GIVEN TASK | In the records that follow, show each line where the word "model" is present.

--- Begin RECORDS SUPPLIED ---

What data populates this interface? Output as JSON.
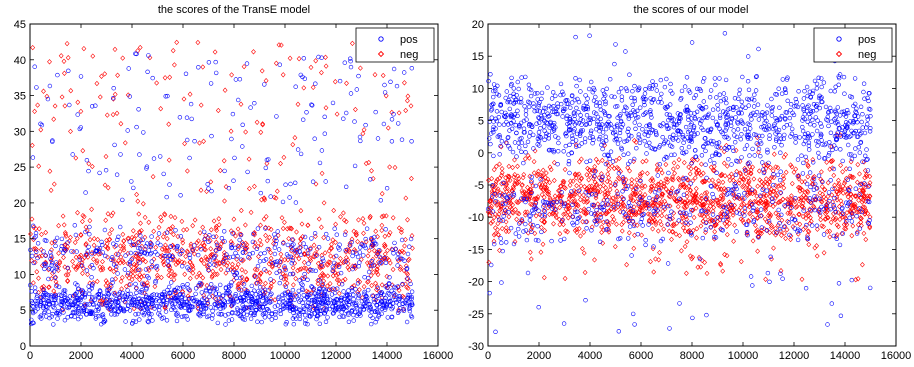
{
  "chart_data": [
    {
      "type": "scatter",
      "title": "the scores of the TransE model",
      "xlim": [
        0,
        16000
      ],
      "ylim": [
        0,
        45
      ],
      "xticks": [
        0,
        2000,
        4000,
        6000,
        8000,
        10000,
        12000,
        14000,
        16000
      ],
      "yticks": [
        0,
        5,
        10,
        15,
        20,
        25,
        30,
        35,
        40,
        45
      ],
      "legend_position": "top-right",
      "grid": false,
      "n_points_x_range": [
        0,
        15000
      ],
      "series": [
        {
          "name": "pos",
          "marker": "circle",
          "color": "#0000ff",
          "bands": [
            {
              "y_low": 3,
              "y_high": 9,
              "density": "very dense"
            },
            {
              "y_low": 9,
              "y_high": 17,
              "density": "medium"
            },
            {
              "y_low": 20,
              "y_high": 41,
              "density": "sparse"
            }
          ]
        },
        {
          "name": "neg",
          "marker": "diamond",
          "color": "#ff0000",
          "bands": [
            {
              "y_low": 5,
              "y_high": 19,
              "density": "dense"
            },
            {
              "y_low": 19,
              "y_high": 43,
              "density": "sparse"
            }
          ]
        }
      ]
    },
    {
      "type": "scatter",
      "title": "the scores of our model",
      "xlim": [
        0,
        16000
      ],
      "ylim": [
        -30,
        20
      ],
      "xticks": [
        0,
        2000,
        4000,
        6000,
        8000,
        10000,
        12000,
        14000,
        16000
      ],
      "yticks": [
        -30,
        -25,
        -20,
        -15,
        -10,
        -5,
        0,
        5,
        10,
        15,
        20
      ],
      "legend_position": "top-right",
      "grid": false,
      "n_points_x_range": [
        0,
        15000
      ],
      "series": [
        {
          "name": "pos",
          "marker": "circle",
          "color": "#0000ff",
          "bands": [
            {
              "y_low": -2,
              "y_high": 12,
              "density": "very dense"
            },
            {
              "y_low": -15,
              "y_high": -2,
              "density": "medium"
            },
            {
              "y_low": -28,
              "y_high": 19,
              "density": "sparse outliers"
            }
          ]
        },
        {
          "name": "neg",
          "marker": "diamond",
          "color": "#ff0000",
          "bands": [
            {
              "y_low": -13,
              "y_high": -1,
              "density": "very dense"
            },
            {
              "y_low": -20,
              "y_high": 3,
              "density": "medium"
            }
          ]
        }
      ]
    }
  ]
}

--- End RECORDS SUPPLIED ---

OUTPUT BELOW |
      "title": "the scores of the TransE model",
      "title": "the scores of our model",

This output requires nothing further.